Records:
** begin **

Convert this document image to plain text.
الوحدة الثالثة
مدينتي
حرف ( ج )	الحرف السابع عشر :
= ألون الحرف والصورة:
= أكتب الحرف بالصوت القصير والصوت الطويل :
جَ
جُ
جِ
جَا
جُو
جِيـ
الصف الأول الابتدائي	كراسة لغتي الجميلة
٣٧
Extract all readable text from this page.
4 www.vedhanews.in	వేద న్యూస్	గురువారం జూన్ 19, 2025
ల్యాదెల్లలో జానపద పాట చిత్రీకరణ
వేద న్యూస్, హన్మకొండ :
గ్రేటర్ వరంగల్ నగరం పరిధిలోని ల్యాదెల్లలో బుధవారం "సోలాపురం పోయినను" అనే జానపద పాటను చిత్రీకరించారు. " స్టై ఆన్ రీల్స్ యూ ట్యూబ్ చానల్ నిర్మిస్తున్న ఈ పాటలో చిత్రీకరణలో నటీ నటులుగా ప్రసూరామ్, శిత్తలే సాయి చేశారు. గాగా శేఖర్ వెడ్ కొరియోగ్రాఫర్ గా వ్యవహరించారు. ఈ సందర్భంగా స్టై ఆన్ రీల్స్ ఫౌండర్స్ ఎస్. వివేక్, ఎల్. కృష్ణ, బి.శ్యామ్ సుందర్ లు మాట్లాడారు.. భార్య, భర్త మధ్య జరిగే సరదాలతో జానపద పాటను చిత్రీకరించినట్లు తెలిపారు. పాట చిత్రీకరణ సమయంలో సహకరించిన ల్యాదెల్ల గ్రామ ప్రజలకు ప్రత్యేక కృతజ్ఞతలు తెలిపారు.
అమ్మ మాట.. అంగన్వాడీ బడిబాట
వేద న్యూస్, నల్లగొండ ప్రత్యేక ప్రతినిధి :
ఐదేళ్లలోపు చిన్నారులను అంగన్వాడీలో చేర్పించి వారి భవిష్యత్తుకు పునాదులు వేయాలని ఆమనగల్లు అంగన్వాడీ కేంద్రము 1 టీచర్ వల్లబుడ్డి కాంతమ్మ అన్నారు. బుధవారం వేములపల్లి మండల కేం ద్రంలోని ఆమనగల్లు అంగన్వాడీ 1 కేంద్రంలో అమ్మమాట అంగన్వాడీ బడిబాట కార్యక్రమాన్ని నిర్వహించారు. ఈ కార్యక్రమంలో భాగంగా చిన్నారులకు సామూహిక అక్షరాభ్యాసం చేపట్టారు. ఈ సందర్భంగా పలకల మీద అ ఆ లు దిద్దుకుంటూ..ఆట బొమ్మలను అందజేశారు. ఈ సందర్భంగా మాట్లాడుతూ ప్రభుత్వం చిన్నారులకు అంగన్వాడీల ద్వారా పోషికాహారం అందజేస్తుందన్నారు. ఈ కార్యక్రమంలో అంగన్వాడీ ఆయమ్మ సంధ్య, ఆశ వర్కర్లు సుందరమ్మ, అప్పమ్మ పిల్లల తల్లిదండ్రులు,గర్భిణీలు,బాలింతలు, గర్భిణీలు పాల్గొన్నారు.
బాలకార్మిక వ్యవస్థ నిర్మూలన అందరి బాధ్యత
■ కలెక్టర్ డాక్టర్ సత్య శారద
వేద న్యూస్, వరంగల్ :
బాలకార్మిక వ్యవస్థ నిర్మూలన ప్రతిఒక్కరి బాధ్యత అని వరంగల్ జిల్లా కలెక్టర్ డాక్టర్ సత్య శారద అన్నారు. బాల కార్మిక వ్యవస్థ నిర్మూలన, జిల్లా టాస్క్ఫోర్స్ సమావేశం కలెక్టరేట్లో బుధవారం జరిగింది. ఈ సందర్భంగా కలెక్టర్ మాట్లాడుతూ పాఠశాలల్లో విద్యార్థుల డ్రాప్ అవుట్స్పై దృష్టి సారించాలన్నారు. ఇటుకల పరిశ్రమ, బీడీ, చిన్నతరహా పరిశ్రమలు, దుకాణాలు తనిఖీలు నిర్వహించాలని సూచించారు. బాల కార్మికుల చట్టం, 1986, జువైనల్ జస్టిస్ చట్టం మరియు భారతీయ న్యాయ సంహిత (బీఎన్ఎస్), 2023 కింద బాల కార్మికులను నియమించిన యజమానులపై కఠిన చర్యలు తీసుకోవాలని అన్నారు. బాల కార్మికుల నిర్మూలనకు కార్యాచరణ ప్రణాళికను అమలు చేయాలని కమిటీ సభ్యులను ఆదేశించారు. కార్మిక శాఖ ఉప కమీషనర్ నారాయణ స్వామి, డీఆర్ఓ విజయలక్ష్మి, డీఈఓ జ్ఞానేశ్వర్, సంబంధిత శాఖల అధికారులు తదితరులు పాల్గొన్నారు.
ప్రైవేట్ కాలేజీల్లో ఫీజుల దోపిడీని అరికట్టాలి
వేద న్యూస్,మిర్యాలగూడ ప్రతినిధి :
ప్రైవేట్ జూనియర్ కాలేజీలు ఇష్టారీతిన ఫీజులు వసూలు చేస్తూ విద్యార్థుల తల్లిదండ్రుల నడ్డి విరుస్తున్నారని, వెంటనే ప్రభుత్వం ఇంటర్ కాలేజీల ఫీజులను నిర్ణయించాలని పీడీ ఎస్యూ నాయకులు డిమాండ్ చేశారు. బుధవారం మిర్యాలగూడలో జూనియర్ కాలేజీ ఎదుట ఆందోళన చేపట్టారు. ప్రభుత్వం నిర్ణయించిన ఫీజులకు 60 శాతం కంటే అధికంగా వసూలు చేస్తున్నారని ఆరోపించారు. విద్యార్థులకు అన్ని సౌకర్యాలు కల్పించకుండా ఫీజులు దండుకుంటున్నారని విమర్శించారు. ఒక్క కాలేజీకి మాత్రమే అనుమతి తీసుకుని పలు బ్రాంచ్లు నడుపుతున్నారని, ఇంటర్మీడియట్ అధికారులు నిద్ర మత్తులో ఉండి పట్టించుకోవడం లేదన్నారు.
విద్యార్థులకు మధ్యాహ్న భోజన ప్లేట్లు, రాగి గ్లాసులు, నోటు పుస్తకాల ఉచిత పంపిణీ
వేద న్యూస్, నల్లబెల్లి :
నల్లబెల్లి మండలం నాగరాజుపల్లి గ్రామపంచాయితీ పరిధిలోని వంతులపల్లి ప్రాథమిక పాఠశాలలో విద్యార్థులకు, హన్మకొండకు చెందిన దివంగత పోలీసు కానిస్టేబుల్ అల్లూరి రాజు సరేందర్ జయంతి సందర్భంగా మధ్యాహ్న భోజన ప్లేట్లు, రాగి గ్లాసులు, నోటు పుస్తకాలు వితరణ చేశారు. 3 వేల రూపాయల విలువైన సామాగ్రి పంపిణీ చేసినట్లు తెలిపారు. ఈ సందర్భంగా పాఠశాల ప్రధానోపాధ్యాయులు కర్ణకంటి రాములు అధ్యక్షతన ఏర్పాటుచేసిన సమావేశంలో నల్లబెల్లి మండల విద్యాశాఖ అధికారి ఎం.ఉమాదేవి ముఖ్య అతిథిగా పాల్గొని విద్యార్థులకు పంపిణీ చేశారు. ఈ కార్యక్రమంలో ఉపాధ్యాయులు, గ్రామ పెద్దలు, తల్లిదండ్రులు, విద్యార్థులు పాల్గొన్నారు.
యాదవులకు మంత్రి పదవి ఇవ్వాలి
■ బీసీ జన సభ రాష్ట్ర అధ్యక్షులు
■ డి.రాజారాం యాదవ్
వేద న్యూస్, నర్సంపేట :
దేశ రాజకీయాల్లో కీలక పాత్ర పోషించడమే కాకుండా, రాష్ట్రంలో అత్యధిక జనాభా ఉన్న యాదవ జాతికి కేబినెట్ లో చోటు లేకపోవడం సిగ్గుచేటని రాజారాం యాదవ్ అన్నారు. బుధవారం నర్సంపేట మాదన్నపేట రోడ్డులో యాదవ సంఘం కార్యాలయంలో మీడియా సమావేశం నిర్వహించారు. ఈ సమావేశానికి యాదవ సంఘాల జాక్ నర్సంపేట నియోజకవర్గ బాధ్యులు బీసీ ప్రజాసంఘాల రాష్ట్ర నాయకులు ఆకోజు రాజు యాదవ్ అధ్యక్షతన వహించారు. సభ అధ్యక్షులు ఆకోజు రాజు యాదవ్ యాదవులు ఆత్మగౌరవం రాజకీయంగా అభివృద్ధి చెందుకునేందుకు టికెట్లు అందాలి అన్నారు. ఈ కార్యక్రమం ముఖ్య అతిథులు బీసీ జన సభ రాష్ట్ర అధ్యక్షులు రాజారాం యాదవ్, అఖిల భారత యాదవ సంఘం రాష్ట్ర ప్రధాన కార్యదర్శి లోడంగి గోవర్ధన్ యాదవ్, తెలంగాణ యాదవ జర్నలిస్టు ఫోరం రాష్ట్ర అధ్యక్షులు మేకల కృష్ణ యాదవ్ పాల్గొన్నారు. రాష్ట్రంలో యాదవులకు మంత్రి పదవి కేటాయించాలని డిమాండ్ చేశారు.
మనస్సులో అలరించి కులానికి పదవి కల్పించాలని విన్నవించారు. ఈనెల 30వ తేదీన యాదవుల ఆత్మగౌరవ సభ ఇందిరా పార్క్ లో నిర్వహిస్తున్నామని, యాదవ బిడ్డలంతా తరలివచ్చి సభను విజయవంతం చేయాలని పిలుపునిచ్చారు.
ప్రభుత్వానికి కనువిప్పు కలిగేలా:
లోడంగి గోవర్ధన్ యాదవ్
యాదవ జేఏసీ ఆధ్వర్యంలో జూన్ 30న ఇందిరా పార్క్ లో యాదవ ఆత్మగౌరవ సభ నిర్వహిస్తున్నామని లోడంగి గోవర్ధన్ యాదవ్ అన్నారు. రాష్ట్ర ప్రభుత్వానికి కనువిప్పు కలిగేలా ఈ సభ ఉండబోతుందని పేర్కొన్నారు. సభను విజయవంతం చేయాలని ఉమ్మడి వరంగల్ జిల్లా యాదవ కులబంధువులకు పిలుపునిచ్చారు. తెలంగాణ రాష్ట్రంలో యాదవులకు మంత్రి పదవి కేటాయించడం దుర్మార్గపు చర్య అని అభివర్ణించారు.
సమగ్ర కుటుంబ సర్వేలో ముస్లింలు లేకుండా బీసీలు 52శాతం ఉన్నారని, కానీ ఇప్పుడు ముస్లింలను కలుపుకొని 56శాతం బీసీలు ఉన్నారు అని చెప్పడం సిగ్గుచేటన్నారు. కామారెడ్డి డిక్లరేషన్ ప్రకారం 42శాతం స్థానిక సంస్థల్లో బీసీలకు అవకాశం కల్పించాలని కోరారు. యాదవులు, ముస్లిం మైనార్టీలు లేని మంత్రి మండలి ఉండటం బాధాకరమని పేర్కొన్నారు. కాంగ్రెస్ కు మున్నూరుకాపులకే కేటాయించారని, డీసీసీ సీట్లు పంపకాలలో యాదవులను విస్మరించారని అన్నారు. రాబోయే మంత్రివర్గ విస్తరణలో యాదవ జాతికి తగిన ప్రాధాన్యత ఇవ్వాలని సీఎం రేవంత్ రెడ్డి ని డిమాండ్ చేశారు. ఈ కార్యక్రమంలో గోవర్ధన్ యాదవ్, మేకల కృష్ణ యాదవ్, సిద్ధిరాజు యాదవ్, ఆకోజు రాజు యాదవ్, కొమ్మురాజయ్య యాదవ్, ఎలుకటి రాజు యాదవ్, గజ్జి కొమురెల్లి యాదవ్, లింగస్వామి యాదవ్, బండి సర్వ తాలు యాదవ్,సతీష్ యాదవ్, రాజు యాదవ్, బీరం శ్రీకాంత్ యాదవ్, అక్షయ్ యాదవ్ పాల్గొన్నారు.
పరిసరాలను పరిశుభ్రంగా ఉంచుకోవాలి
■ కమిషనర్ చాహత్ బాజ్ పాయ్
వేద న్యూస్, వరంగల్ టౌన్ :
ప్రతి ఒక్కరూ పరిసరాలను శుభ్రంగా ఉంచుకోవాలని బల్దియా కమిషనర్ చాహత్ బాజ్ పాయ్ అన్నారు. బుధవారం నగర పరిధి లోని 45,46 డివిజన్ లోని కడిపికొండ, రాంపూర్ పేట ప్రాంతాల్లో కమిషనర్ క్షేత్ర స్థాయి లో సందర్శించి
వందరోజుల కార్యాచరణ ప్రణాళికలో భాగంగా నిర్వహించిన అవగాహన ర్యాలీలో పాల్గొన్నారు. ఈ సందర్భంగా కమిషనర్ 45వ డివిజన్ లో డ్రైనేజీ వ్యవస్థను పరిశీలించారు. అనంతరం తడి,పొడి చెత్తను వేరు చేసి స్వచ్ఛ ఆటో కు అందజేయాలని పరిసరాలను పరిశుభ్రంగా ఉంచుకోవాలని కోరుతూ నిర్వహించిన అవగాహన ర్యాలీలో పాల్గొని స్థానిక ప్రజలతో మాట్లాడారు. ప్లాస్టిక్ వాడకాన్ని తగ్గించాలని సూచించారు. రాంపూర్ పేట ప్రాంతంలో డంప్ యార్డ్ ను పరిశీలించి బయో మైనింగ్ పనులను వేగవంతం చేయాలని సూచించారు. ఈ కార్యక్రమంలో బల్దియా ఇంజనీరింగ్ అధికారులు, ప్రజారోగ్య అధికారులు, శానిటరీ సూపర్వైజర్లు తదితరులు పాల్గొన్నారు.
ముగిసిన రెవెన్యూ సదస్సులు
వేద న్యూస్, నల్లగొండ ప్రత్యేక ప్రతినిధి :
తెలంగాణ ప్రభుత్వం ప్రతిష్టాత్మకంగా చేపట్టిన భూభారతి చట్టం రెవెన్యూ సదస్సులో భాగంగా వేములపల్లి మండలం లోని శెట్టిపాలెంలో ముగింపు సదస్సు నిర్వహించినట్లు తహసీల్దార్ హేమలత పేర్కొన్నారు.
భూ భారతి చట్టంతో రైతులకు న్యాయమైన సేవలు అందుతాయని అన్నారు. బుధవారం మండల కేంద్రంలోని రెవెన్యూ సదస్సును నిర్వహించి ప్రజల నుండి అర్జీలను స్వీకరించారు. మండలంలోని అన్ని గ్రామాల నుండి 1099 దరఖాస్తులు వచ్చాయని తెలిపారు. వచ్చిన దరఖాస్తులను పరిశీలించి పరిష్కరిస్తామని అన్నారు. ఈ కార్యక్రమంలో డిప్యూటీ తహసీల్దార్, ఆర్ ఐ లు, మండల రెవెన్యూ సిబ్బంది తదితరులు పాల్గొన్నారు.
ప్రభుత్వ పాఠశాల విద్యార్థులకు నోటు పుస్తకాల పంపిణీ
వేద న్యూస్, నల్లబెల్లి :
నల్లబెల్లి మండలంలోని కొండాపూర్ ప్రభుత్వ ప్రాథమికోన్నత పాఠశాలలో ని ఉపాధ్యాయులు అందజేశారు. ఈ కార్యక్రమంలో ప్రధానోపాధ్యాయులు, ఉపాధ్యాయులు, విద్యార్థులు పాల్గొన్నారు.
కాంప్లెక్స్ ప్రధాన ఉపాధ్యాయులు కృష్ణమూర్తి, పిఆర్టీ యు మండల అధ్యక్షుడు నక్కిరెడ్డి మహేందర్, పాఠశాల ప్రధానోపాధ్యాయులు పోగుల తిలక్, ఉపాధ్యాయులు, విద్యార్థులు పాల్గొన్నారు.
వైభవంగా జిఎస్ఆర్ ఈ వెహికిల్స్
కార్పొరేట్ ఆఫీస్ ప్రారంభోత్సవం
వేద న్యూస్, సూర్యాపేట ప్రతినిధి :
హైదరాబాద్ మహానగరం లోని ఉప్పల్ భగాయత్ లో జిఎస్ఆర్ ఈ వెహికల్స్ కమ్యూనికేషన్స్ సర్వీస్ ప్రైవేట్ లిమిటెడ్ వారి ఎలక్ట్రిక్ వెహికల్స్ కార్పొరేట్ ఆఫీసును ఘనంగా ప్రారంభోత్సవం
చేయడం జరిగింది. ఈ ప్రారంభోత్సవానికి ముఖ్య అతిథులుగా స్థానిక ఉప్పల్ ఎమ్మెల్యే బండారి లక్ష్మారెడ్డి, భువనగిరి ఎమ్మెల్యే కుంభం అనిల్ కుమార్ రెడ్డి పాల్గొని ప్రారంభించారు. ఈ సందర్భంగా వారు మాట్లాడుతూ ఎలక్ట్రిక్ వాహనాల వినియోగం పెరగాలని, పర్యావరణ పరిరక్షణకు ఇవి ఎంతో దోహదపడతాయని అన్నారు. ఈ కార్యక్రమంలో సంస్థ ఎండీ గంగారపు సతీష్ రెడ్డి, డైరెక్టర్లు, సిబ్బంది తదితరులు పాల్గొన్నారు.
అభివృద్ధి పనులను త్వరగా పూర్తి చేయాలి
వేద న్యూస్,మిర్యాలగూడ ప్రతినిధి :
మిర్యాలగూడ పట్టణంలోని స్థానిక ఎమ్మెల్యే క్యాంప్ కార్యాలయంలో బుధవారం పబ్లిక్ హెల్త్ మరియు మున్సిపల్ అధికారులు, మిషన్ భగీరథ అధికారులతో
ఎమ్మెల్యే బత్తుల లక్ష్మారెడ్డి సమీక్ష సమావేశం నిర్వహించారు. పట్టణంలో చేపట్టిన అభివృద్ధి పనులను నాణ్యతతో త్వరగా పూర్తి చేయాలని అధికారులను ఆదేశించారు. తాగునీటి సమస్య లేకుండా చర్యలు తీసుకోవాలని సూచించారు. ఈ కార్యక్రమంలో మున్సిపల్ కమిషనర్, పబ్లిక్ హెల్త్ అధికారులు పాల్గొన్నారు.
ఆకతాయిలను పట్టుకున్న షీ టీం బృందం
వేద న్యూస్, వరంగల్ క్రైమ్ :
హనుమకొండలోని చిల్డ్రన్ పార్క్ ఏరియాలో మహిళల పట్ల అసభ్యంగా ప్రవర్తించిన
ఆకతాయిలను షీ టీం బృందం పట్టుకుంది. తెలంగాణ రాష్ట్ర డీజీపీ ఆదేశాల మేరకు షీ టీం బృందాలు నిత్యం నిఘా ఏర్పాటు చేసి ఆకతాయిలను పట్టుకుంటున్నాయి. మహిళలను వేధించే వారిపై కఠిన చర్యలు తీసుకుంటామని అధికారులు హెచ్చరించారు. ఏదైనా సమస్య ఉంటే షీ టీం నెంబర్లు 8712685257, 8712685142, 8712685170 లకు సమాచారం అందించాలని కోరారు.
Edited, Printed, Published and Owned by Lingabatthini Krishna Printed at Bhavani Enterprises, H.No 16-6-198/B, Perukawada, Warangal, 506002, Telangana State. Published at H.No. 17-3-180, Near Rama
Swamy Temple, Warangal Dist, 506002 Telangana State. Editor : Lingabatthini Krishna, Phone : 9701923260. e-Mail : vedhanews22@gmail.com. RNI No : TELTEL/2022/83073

** end **

PROMPT:
Scan the lines for the string "Telangana". Copy out each line that matches.

REPLY TO THE TASK:
Edited, Printed, Published and Owned by Lingabatthini Krishna Printed at Bhavani Enterprises, H.No 16-6-198/B, Perukawada, Warangal, 506002, Telangana State. Published at H.No. 17-3-180, Near Rama
Swamy Temple, Warangal Dist, 506002 Telangana State. Editor : Lingabatthini Krishna, Phone : 9701923260. e-Mail : vedhanews22@gmail.com. RNI No : TELTEL/2022/83073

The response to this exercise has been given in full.